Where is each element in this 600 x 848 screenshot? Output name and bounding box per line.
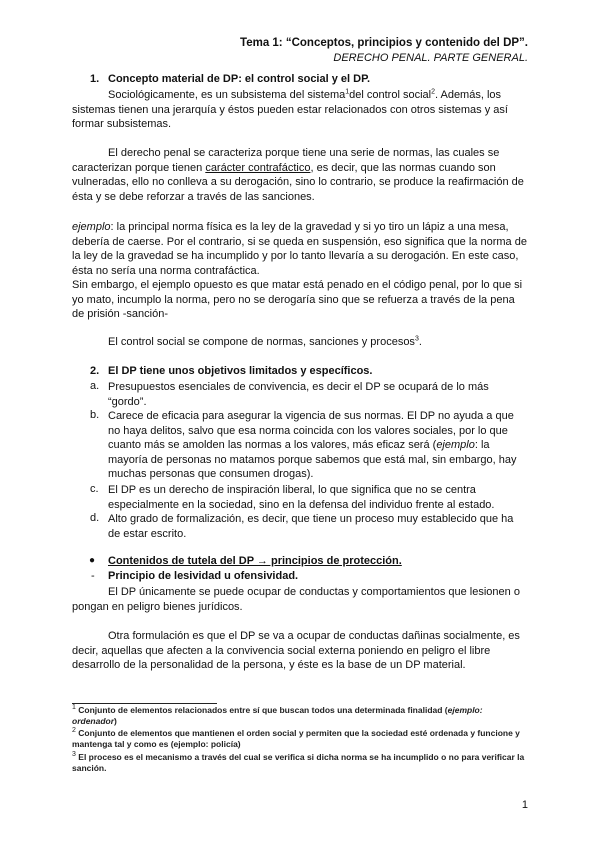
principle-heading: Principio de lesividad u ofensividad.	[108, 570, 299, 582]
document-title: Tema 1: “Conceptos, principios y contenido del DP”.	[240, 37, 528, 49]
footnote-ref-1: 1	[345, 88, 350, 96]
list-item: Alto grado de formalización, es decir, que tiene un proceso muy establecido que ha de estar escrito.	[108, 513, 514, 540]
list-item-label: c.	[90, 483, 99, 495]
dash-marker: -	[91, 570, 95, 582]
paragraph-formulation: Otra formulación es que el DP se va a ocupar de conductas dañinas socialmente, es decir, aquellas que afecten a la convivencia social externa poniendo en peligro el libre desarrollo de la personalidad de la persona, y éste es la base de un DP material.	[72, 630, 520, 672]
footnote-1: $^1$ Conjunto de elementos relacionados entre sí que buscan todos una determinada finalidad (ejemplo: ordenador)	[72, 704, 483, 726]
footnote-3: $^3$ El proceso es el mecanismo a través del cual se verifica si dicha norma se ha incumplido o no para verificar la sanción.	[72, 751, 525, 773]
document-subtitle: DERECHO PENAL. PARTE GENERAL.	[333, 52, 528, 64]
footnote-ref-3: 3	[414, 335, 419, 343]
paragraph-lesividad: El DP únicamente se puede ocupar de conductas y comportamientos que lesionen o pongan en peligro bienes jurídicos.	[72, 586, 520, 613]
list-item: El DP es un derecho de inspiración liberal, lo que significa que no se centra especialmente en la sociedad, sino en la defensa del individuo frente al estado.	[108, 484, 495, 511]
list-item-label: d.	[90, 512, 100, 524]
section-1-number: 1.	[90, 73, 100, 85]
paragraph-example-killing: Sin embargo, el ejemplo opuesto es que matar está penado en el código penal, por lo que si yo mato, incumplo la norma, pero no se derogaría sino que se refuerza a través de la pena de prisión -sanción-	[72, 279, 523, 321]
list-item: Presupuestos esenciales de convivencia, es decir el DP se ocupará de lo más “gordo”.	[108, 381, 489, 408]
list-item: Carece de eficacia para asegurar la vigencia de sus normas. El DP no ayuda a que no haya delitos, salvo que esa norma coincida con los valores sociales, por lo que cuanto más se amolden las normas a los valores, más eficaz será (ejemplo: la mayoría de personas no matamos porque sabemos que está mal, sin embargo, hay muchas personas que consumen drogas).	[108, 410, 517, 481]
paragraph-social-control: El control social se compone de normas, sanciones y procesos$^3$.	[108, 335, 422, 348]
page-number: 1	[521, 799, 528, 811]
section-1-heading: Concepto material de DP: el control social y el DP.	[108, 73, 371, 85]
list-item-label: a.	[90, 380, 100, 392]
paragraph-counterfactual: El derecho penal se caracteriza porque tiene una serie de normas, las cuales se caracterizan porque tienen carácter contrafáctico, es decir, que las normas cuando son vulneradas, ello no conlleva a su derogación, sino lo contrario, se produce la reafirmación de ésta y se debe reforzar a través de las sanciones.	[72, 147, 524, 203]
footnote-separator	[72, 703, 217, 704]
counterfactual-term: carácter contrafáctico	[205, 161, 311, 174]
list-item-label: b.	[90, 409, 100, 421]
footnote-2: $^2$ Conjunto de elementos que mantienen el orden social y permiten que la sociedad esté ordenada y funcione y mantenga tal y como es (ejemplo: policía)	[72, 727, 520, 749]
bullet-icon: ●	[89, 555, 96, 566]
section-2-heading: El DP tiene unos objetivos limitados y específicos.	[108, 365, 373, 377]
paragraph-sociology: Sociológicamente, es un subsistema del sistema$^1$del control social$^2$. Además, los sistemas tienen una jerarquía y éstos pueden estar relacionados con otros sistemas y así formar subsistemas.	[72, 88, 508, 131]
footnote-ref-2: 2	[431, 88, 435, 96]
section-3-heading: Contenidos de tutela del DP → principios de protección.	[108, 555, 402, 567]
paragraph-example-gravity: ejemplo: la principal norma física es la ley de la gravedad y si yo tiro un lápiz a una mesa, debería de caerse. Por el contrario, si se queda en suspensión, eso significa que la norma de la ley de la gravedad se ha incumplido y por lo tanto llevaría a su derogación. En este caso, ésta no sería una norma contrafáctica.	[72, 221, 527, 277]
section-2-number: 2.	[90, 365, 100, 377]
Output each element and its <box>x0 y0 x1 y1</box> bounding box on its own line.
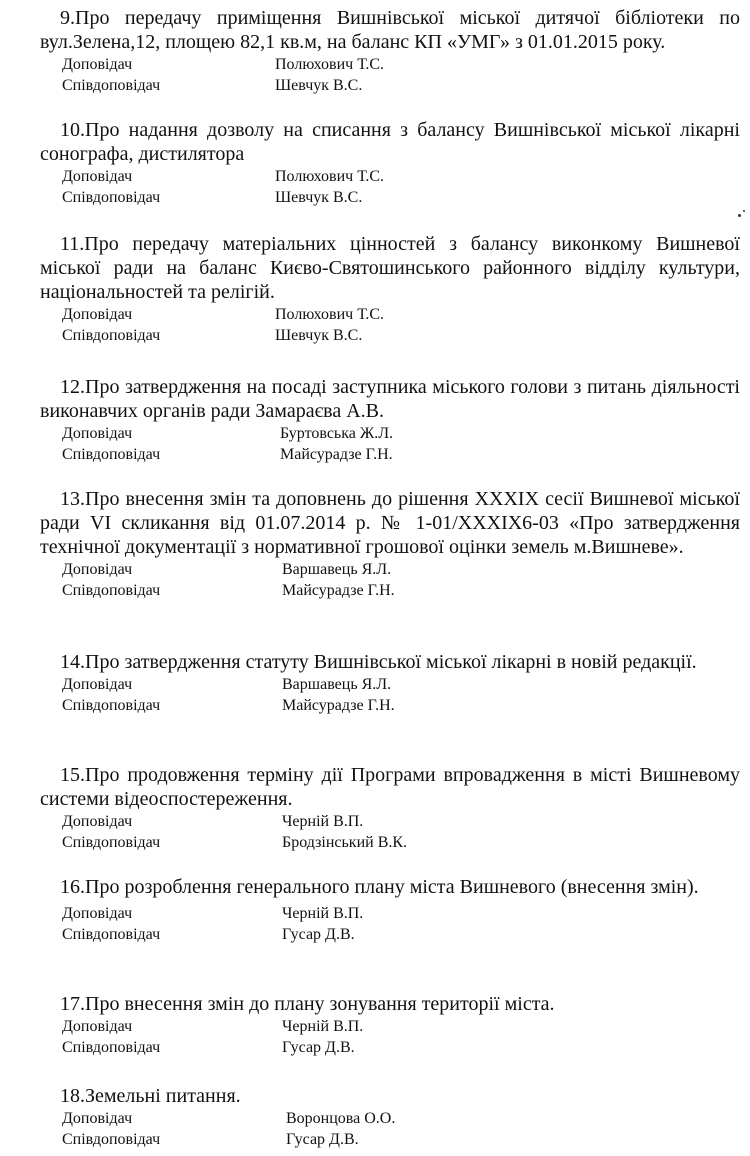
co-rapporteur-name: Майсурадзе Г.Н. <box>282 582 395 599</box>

────────────────

# Problem to work on:
Write out all the records again, leaving out the pictures, and swap "document-subtitle" for "document-header" wherever it occurs. Keep everything else the same.

# The output:
Where is each element in this 600 x 848 screenshot? Output name and bounding box per line.
principle-heading: Principio de lesividad u ofensividad.	[108, 570, 299, 582]
document-title: Tema 1: “Conceptos, principios y contenido del DP”.	[240, 37, 528, 49]
footnote-ref-1: 1	[345, 88, 350, 96]
list-item: Alto grado de formalización, es decir, que tiene un proceso muy establecido que ha de estar escrito.	[108, 513, 514, 540]
list-item-label: c.	[90, 483, 99, 495]
dash-marker: -	[91, 570, 95, 582]
paragraph-formulation: Otra formulación es que el DP se va a ocupar de conductas dañinas socialmente, es decir, aquellas que afecten a la convivencia social externa poniendo en peligro el libre desarrollo de la personalidad de la persona, y éste es la base de un DP material.	[72, 630, 520, 672]
footnote-1: $^1$ Conjunto de elementos relacionados entre sí que buscan todos una determinada finalidad (ejemplo: ordenador)	[72, 704, 483, 726]
footnote-3: $^3$ El proceso es el mecanismo a través del cual se verifica si dicha norma se ha incumplido o no para verificar la sanción.	[72, 751, 525, 773]
document-header: DERECHO PENAL. PARTE GENERAL.	[333, 52, 528, 64]
footnote-ref-3: 3	[414, 335, 419, 343]
paragraph-lesividad: El DP únicamente se puede ocupar de conductas y comportamientos que lesionen o pongan en peligro bienes jurídicos.	[72, 586, 520, 613]
list-item: El DP es un derecho de inspiración liberal, lo que significa que no se centra especialmente en la sociedad, sino en la defensa del individuo frente al estado.	[108, 484, 495, 511]
list-item-label: d.	[90, 512, 100, 524]
section-1-number: 1.	[90, 73, 100, 85]
paragraph-example-killing: Sin embargo, el ejemplo opuesto es que matar está penado en el código penal, por lo que si yo mato, incumplo la norma, pero no se derogaría sino que se refuerza a través de la pena de prisión -sanción-	[72, 279, 523, 321]
list-item: Presupuestos esenciales de convivencia, es decir el DP se ocupará de lo más “gordo”.	[108, 381, 489, 408]
list-item: Carece de eficacia para asegurar la vigencia de sus normas. El DP no ayuda a que no haya delitos, salvo que esa norma coincida con los valores sociales, por lo que cuanto más se amolden las normas a los valores, más eficaz será (ejemplo: la mayoría de personas no matamos porque sabemos que está mal, sin embargo, hay muchas personas que consumen drogas).	[108, 410, 517, 481]
paragraph-social-control: El control social se compone de normas, sanciones y procesos$^3$.	[108, 335, 422, 348]
page-number: 1	[521, 799, 528, 811]
section-1-heading: Concepto material de DP: el control social y el DP.	[108, 73, 371, 85]
list-item-label: a.	[90, 380, 100, 392]
paragraph-counterfactual: El derecho penal se caracteriza porque tiene una serie de normas, las cuales se caracterizan porque tienen carácter contrafáctico, es decir, que las normas cuando son vulneradas, ello no conlleva a su derogación, sino lo contrario, se produce la reafirmación de ésta y se debe reforzar a través de las sanciones.	[72, 147, 524, 203]
footnote-separator	[72, 703, 217, 704]
counterfactual-term: carácter contrafáctico	[205, 161, 311, 174]
list-item-label: b.	[90, 409, 100, 421]
footnote-2: $^2$ Conjunto de elementos que mantienen el orden social y permiten que la sociedad esté ordenada y funcione y mantenga tal y como es (ejemplo: policía)	[72, 727, 520, 749]
bullet-icon: ●	[89, 555, 96, 566]
section-2-heading: El DP tiene unos objetivos limitados y específicos.	[108, 365, 373, 377]
paragraph-sociology: Sociológicamente, es un subsistema del sistema$^1$del control social$^2$. Además, los sistemas tienen una jerarquía y éstos pueden estar relacionados con otros sistemas y así formar subsistemas.	[72, 88, 508, 131]
footnote-ref-2: 2	[431, 88, 435, 96]
section-3-heading: Contenidos de tutela del DP → principios de protección.	[108, 555, 402, 567]
paragraph-example-gravity: ejemplo: la principal norma física es la ley de la gravedad y si yo tiro un lápiz a una mesa, debería de caerse. Por el contrario, si se queda en suspensión, eso significa que la norma de la ley de la gravedad se ha incumplido y por lo tanto llevaría a su derogación. En este caso, ésta no sería una norma contrafáctica.	[72, 221, 527, 277]
section-2-number: 2.	[90, 365, 100, 377]
Output each element and its <box>x0 y0 x1 y1</box> bounding box on its own line.
co-rapporteur-name: Майсурадзе Г.Н. <box>282 582 395 599</box>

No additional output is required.